▶ Aim
Scan the data below. Pull out each line where "Fungicide" occurs.

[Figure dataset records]
========

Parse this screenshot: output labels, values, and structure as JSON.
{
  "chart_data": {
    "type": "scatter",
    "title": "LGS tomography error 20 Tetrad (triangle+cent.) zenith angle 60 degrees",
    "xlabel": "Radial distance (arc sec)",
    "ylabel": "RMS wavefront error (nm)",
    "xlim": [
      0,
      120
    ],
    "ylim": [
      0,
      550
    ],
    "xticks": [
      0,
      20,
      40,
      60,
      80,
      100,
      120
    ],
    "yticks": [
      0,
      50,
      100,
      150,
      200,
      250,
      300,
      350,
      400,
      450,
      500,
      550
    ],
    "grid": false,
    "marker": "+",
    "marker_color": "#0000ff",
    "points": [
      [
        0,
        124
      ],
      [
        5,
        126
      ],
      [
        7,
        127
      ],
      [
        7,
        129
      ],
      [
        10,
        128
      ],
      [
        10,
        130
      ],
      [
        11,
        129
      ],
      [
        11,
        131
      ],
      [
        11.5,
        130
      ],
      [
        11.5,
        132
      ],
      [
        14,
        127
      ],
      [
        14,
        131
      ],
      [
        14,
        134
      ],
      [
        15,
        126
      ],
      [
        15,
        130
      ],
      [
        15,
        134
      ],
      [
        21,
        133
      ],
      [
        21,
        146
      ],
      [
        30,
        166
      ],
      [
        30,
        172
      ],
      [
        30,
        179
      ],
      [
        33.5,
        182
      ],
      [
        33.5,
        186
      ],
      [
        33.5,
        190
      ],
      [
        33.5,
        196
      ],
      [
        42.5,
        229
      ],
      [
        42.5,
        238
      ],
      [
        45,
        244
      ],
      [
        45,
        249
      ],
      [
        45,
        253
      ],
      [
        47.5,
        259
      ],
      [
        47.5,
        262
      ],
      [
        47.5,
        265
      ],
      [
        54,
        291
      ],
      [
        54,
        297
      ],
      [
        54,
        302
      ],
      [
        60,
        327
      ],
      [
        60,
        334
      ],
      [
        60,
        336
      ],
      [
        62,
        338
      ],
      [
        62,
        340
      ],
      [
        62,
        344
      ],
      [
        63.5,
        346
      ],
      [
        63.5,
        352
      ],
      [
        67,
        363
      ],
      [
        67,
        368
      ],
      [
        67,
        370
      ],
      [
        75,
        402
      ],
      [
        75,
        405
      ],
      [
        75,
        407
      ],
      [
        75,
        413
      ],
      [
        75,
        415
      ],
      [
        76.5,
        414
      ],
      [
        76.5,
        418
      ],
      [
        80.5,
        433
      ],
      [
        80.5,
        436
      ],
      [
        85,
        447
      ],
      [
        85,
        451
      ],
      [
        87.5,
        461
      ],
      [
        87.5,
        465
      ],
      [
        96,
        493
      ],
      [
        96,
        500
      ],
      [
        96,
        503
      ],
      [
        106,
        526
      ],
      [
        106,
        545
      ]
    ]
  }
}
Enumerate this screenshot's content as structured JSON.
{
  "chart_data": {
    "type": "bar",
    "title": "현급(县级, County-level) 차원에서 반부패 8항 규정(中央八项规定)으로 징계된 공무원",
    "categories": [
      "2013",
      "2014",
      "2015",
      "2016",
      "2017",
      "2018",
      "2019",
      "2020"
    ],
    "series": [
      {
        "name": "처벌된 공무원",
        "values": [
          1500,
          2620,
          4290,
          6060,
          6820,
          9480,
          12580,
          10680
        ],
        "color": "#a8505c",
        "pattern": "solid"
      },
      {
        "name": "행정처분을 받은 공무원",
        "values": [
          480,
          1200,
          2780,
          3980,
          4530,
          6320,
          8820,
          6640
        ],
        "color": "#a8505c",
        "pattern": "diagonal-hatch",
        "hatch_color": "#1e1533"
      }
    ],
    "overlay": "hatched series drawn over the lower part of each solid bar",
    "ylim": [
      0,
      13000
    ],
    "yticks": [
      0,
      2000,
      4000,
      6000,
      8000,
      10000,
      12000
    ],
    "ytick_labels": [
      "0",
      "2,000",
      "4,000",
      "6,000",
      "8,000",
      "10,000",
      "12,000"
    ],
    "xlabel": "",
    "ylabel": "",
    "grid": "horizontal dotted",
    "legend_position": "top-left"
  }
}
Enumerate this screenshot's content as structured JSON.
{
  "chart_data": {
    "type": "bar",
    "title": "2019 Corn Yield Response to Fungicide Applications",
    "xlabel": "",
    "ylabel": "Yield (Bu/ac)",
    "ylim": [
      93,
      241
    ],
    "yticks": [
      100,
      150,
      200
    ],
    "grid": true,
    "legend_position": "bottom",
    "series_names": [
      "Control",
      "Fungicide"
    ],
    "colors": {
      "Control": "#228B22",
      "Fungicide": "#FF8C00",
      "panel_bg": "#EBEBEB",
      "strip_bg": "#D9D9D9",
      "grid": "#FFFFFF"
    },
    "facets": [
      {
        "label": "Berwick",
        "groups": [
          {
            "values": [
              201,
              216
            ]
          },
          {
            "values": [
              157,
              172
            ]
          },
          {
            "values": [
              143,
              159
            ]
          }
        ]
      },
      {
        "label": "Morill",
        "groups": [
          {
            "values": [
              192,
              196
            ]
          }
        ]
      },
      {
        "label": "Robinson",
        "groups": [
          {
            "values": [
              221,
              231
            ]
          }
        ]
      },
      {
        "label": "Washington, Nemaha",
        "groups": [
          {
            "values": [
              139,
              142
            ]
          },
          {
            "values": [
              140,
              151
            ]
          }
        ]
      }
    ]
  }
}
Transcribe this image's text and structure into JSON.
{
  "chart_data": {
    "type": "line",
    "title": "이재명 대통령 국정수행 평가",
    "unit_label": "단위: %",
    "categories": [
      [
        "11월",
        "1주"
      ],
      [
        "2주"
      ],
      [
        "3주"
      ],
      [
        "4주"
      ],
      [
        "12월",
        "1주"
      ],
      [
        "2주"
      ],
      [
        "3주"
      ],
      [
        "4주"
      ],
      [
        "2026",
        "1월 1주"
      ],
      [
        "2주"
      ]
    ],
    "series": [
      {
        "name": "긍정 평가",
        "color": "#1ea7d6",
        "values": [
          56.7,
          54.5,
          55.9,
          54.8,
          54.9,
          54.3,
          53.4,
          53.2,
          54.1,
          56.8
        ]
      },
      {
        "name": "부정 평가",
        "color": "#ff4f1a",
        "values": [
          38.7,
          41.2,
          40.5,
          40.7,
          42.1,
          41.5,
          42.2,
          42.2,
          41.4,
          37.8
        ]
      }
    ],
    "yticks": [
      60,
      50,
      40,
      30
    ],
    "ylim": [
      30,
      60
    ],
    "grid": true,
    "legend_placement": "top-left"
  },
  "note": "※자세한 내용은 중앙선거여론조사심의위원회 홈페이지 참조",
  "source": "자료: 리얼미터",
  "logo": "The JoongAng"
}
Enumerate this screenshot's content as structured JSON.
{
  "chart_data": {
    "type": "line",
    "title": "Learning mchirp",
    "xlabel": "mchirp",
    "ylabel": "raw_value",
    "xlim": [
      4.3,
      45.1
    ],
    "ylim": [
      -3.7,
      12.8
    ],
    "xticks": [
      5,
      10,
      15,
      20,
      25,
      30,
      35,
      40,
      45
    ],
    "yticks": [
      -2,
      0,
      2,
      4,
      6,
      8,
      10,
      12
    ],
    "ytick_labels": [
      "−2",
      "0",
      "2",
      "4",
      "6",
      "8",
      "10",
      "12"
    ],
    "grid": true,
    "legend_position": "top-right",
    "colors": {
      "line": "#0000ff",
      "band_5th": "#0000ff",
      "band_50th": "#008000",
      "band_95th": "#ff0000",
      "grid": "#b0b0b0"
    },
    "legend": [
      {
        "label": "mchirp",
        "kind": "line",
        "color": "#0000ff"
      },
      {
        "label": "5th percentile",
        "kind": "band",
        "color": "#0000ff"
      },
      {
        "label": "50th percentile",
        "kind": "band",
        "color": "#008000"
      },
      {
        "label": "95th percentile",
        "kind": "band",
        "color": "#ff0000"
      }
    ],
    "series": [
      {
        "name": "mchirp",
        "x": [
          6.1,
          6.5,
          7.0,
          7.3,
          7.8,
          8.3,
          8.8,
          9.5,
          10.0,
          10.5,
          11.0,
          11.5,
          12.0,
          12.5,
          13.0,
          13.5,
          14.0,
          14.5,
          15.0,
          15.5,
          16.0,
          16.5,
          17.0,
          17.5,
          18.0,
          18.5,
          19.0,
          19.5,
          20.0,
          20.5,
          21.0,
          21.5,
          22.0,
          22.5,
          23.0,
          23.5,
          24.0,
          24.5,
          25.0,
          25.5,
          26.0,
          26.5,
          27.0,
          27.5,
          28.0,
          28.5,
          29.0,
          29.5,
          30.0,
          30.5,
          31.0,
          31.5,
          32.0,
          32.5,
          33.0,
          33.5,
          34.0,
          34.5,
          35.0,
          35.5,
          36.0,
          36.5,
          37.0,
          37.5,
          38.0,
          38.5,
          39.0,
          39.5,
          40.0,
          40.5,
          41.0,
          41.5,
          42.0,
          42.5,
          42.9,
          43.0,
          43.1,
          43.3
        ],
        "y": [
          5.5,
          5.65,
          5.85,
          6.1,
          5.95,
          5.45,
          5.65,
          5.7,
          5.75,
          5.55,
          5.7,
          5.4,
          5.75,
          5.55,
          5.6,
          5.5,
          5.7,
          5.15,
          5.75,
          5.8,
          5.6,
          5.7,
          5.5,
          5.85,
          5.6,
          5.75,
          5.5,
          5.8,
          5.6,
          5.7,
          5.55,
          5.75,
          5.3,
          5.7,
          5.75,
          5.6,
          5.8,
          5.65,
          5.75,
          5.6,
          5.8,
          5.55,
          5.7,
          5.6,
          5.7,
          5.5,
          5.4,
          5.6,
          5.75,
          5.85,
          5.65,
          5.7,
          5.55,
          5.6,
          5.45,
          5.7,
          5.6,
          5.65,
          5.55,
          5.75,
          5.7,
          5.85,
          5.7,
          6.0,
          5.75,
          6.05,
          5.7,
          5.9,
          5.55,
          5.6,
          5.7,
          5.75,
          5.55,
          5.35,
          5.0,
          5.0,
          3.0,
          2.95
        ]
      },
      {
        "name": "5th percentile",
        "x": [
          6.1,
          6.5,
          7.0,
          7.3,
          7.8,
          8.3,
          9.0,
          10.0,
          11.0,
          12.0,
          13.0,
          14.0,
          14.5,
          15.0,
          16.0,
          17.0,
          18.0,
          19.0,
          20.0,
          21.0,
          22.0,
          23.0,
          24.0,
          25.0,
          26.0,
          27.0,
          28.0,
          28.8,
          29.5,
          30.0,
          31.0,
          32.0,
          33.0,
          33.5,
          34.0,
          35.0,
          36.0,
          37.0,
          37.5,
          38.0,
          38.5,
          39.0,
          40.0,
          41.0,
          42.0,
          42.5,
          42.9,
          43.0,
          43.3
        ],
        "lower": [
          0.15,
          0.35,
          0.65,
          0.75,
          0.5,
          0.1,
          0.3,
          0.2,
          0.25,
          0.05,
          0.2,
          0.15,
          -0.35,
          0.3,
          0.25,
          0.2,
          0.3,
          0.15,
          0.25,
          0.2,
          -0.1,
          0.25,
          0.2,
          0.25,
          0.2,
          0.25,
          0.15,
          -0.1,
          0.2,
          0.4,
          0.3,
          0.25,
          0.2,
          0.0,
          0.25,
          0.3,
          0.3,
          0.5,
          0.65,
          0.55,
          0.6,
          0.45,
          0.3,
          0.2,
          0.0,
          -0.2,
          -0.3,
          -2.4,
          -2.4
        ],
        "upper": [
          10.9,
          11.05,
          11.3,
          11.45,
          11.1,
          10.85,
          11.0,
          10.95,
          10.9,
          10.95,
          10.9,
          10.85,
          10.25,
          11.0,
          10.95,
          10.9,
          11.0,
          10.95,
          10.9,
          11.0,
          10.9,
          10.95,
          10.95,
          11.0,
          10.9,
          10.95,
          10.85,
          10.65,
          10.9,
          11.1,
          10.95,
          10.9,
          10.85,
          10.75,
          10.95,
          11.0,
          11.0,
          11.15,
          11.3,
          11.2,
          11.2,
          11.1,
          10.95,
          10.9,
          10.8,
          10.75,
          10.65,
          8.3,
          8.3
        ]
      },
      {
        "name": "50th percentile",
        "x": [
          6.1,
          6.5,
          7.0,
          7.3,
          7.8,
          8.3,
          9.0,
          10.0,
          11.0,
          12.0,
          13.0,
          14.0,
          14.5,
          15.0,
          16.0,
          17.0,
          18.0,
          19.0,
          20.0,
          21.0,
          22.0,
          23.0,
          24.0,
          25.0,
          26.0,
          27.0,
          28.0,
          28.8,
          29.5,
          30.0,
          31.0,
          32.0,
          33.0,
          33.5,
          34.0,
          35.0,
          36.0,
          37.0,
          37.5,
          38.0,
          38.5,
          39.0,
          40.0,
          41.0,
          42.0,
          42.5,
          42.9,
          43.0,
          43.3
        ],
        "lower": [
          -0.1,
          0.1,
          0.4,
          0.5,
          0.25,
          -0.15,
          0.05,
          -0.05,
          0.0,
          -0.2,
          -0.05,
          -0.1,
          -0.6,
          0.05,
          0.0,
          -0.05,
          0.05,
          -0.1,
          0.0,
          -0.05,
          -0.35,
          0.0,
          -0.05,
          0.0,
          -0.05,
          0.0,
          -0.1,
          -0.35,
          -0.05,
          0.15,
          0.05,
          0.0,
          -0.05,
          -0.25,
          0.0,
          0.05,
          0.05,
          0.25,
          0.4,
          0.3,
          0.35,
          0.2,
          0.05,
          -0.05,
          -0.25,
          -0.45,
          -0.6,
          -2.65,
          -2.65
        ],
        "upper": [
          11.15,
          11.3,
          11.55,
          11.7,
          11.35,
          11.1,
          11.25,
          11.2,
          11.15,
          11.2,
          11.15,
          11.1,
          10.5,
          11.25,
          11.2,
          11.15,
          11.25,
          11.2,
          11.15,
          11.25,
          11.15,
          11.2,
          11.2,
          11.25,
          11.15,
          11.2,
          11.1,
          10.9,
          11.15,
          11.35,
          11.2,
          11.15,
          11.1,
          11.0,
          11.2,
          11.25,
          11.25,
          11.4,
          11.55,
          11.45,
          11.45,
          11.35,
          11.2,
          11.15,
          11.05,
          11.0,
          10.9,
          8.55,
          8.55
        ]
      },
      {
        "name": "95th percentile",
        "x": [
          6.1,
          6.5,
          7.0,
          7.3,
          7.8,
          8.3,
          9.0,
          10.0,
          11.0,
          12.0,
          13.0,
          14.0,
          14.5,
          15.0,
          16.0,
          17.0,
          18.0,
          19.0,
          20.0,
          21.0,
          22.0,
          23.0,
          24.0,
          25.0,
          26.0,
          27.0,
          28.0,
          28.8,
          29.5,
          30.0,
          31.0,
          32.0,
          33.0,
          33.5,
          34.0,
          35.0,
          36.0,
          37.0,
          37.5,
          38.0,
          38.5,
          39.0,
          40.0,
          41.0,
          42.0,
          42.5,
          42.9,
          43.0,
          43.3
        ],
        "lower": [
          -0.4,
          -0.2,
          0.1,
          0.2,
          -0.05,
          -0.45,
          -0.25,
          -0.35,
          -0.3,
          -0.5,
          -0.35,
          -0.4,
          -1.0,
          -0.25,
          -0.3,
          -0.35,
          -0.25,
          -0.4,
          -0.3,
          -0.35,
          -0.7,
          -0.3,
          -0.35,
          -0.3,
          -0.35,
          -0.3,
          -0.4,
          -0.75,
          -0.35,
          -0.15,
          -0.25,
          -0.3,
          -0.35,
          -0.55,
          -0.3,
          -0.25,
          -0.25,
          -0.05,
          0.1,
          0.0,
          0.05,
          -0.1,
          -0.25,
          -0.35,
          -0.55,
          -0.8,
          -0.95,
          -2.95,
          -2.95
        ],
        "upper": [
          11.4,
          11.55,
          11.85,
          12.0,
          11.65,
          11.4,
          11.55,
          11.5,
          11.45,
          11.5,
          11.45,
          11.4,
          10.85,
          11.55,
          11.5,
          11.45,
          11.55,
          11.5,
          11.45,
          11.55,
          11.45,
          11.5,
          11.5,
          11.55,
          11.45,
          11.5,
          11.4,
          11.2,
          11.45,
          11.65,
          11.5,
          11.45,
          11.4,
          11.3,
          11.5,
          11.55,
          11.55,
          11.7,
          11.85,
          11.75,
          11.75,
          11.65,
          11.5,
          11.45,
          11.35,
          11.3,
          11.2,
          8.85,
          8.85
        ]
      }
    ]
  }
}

========

▶ Answer for this exercise
    "title": "2019 Corn Yield Response to Fungicide Applications",
      "Fungicide"
      "Fungicide": "#FF8C00",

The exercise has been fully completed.